— About this task —
What should come back is the data below, word for word, minus any picture.

*** Exercise input ***

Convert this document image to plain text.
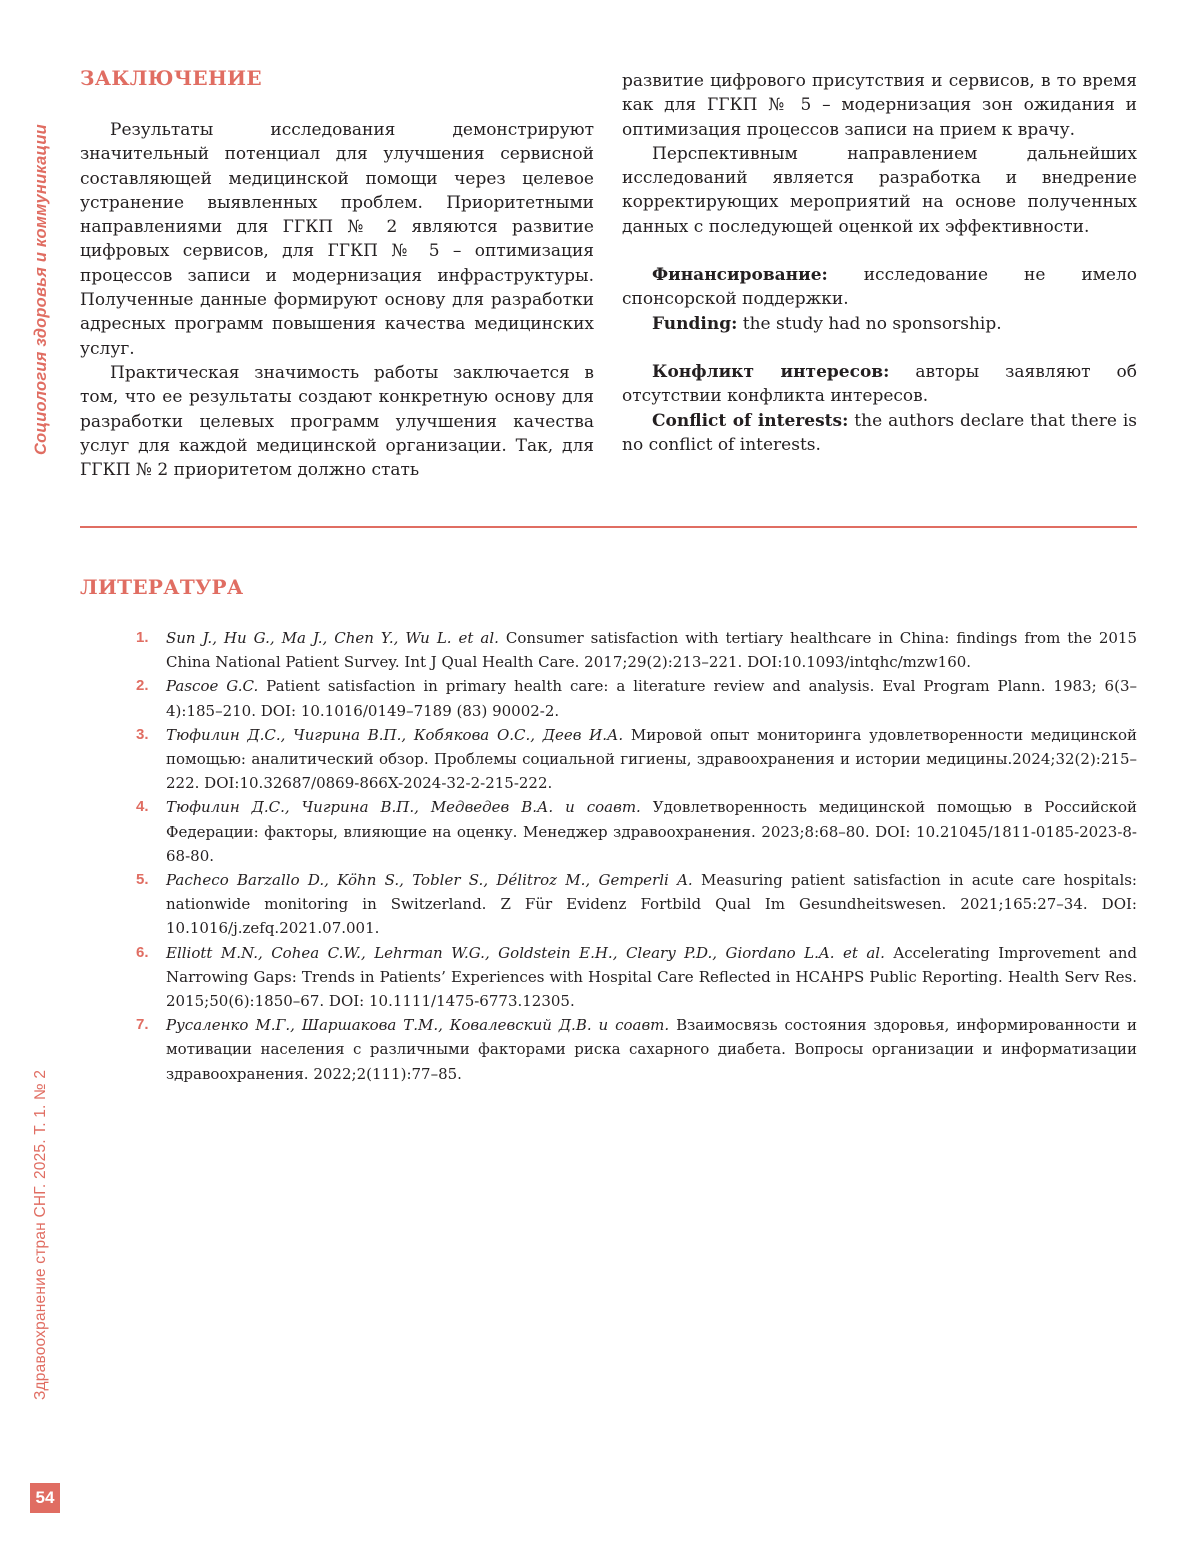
Социология здоровья и коммуникации
Здравоохранение стран СНГ. 2025. Т. 1. № 2
54
ЗАКЛЮЧЕНИЕ

Результаты исследования демонстрируют значительный потенциал для улучшения сервисной составляющей медицинской помощи через целевое устранение выявленных проблем. Приоритетными направлениями для ГГКП № 2 являются развитие цифровых сервисов, для ГГКП № 5 – оптимизация процессов записи и модернизация инфраструктуры. Полученные данные формируют основу для разработки адресных программ повышения качества медицинских услуг.

Практическая значимость работы заключается в том, что ее результаты создают конкретную основу для разработки целевых программ улучшения качества услуг для каждой медицинской организации. Так, для ГГКП № 2 приоритетом должно стать

развитие цифрового присутствия и сервисов, в то время как для ГГКП № 5 – модернизация зон ожидания и оптимизация процессов записи на прием к врачу.

Перспективным направлением дальнейших исследований является разработка и внедрение корректирующих мероприятий на основе полученных данных с последующей оценкой их эффективности.

Финансирование: исследование не имело спонсорской поддержки.

Funding: the study had no sponsorship.

Конфликт интересов: авторы заявляют об отсутствии конфликта интересов.

Conflict of interests: the authors declare that there is no conflict of interests.

ЛИТЕРАТУРА
1. Sun J., Hu G., Ma J., Chen Y., Wu L. et al. Consumer satisfaction with tertiary healthcare in China: findings from the 2015 China National Patient Survey. Int J Qual Health Care. 2017;29(2):213–221. DOI:10.1093/intqhc/mzw160.
2. Pascoe G.C. Patient satisfaction in primary health care: a literature review and analysis. Eval Program Plann. 1983; 6(3–4):185–210. DOI: 10.1016/0149–7189 (83) 90002-2.
3. Тюфилин Д.С., Чигрина В.П., Кобякова О.С., Деев И.А. Мировой опыт мониторинга удовлетворенности медицинской помощью: аналитический обзор. Проблемы социальной гигиены, здравоохранения и истории медицины.2024;32(2):215–222. DOI:10.32687/0869-866X-2024-32-2-215-222.
4. Тюфилин Д.С., Чигрина В.П., Медведев В.А. и соавт. Удовлетворенность медицинской помощью в Российской Федерации: факторы, влияющие на оценку. Менеджер здравоохранения. 2023;8:68–80. DOI: 10.21045/1811-0185-2023-8-68-80.
5. Pacheco Barzallo D., Köhn S., Tobler S., Délitroz M., Gemperli A. Measuring patient satisfaction in acute care hospitals: nationwide monitoring in Switzerland. Z Für Evidenz Fortbild Qual Im Gesundheitswesen. 2021;165:27–34. DOI: 10.1016/j.zefq.2021.07.001.
6. Elliott M.N., Cohea C.W., Lehrman W.G., Goldstein E.H., Cleary P.D., Giordano L.A. et al. Accelerating Improvement and Narrowing Gaps: Trends in Patients’ Experiences with Hospital Care Reflected in HCAHPS Public Reporting. Health Serv Res. 2015;50(6):1850–67. DOI: 10.1111/1475-6773.12305.
7. Русаленко М.Г., Шаршакова Т.М., Ковалевский Д.В. и соавт. Взаимосвязь состояния здоровья, информированности и мотивации населения с различными факторами риска сахарного диабета. Вопросы организации и информатизации здравоохранения. 2022;2(111):77–85.
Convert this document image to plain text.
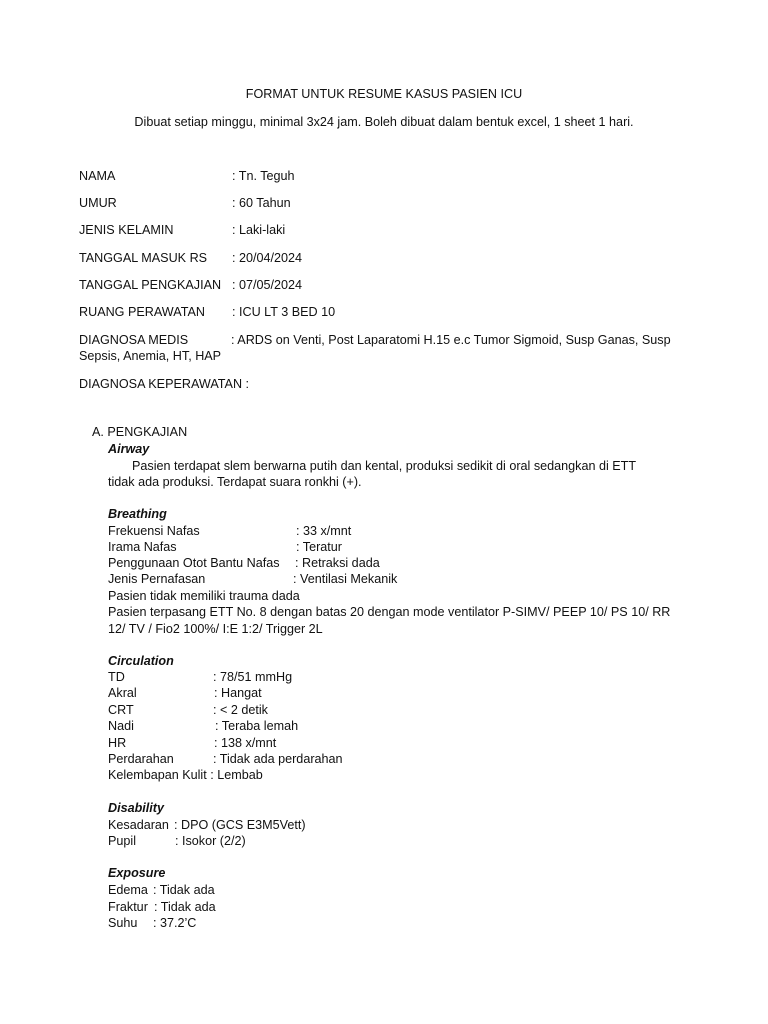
FORMAT UNTUK RESUME KASUS PASIEN ICU
Dibuat setiap minggu, minimal 3x24 jam. Boleh dibuat dalam bentuk excel, 1 sheet 1 hari.
NAMA	: Tn. Teguh
UMUR	: 60 Tahun
JENIS KELAMIN	: Laki-laki
TANGGAL MASUK RS : 20/04/2024
TANGGAL PENGKAJIAN : 07/05/2024
RUANG PERAWATAN : ICU LT 3 BED 10
DIAGNOSA MEDIS	: ARDS on Venti, Post Laparatomi H.15 e.c Tumor Sigmoid, Susp Ganas, Susp
Sepsis, Anemia, HT, HAP
DIAGNOSA KEPERAWATAN :
A. PENGKAJIAN
Airway
Pasien terdapat slem berwarna putih dan kental, produksi sedikit di oral sedangkan di ETT
tidak ada produksi. Terdapat suara ronkhi (+).
Breathing
Frekuensi Nafas	: 33 x/mnt
Irama Nafas	: Teratur
Penggunaan Otot Bantu Nafas : Retraksi dada
Jenis Pernafasan	: Ventilasi Mekanik
Pasien tidak memiliki trauma dada
Pasien terpasang ETT No. 8 dengan batas 20 dengan mode ventilator P-SIMV/ PEEP 10/ PS 10/ RR
12/ TV / Fio2 100%/ I:E 1:2/ Trigger 2L
Circulation
TD	: 78/51 mmHg
Akral	: Hangat
CRT	: < 2 detik
Nadi	: Teraba lemah
HR	: 138 x/mnt
Perdarahan	: Tidak ada perdarahan
Kelembapan Kulit : Lembab
Disability
Kesadaran : DPO (GCS E3M5Vett)
Pupil	: Isokor (2/2)
Exposure
Edema : Tidak ada
Fraktur : Tidak ada
Suhu : 37.2’C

*** End of Exercise input ***

— Reply to the exercise —
Convert this document image to plain text.
Социология здоровья и коммуникации
Здравоохранение стран СНГ. 2025. Т. 1. № 2
54
ЗАКЛЮЧЕНИЕ

Результаты исследования демонстрируют значительный потенциал для улучшения сервисной составляющей медицинской помощи через целевое устранение выявленных проблем. Приоритетными направлениями для ГГКП № 2 являются развитие цифровых сервисов, для ГГКП № 5 – оптимизация процессов записи и модернизация инфраструктуры. Полученные данные формируют основу для разработки адресных программ повышения качества медицинских услуг.

Практическая значимость работы заключается в том, что ее результаты создают конкретную основу для разработки целевых программ улучшения качества услуг для каждой медицинской организации. Так, для ГГКП № 2 приоритетом должно стать

развитие цифрового присутствия и сервисов, в то время как для ГГКП № 5 – модернизация зон ожидания и оптимизация процессов записи на прием к врачу.

Перспективным направлением дальнейших исследований является разработка и внедрение корректирующих мероприятий на основе полученных данных с последующей оценкой их эффективности.

Финансирование: исследование не имело спонсорской поддержки.

Funding: the study had no sponsorship.

Конфликт интересов: авторы заявляют об отсутствии конфликта интересов.

Conflict of interests: the authors declare that there is no conflict of interests.

ЛИТЕРАТУРА
1. Sun J., Hu G., Ma J., Chen Y., Wu L. et al. Consumer satisfaction with tertiary healthcare in China: findings from the 2015 China National Patient Survey. Int J Qual Health Care. 2017;29(2):213–221. DOI:10.1093/intqhc/mzw160.
2. Pascoe G.C. Patient satisfaction in primary health care: a literature review and analysis. Eval Program Plann. 1983; 6(3–4):185–210. DOI: 10.1016/0149–7189 (83) 90002-2.
3. Тюфилин Д.С., Чигрина В.П., Кобякова О.С., Деев И.А. Мировой опыт мониторинга удовлетворенности медицинской помощью: аналитический обзор. Проблемы социальной гигиены, здравоохранения и истории медицины.2024;32(2):215–222. DOI:10.32687/0869-866X-2024-32-2-215-222.
4. Тюфилин Д.С., Чигрина В.П., Медведев В.А. и соавт. Удовлетворенность медицинской помощью в Российской Федерации: факторы, влияющие на оценку. Менеджер здравоохранения. 2023;8:68–80. DOI: 10.21045/1811-0185-2023-8-68-80.
5. Pacheco Barzallo D., Köhn S., Tobler S., Délitroz M., Gemperli A. Measuring patient satisfaction in acute care hospitals: nationwide monitoring in Switzerland. Z Für Evidenz Fortbild Qual Im Gesundheitswesen. 2021;165:27–34. DOI: 10.1016/j.zefq.2021.07.001.
6. Elliott M.N., Cohea C.W., Lehrman W.G., Goldstein E.H., Cleary P.D., Giordano L.A. et al. Accelerating Improvement and Narrowing Gaps: Trends in Patients’ Experiences with Hospital Care Reflected in HCAHPS Public Reporting. Health Serv Res. 2015;50(6):1850–67. DOI: 10.1111/1475-6773.12305.
7. Русаленко М.Г., Шаршакова Т.М., Ковалевский Д.В. и соавт. Взаимосвязь состояния здоровья, информированности и мотивации населения с различными факторами риска сахарного диабета. Вопросы организации и информатизации здравоохранения. 2022;2(111):77–85.
Convert this document image to plain text.
FORMAT UNTUK RESUME KASUS PASIEN ICU
Dibuat setiap minggu, minimal 3x24 jam. Boleh dibuat dalam bentuk excel, 1 sheet 1 hari.
NAMA	: Tn. Teguh
UMUR	: 60 Tahun
JENIS KELAMIN	: Laki-laki
TANGGAL MASUK RS : 20/04/2024
TANGGAL PENGKAJIAN : 07/05/2024
RUANG PERAWATAN : ICU LT 3 BED 10
DIAGNOSA MEDIS	: ARDS on Venti, Post Laparatomi H.15 e.c Tumor Sigmoid, Susp Ganas, Susp
Sepsis, Anemia, HT, HAP
DIAGNOSA KEPERAWATAN :
A. PENGKAJIAN
Airway
Pasien terdapat slem berwarna putih dan kental, produksi sedikit di oral sedangkan di ETT
tidak ada produksi. Terdapat suara ronkhi (+).
Breathing
Frekuensi Nafas	: 33 x/mnt
Irama Nafas	: Teratur
Penggunaan Otot Bantu Nafas : Retraksi dada
Jenis Pernafasan	: Ventilasi Mekanik
Pasien tidak memiliki trauma dada
Pasien terpasang ETT No. 8 dengan batas 20 dengan mode ventilator P-SIMV/ PEEP 10/ PS 10/ RR
12/ TV / Fio2 100%/ I:E 1:2/ Trigger 2L
Circulation
TD	: 78/51 mmHg
Akral	: Hangat
CRT	: < 2 detik
Nadi	: Teraba lemah
HR	: 138 x/mnt
Perdarahan	: Tidak ada perdarahan
Kelembapan Kulit : Lembab
Disability
Kesadaran : DPO (GCS E3M5Vett)
Pupil	: Isokor (2/2)
Exposure
Edema : Tidak ada
Fraktur : Tidak ada
Suhu : 37.2’C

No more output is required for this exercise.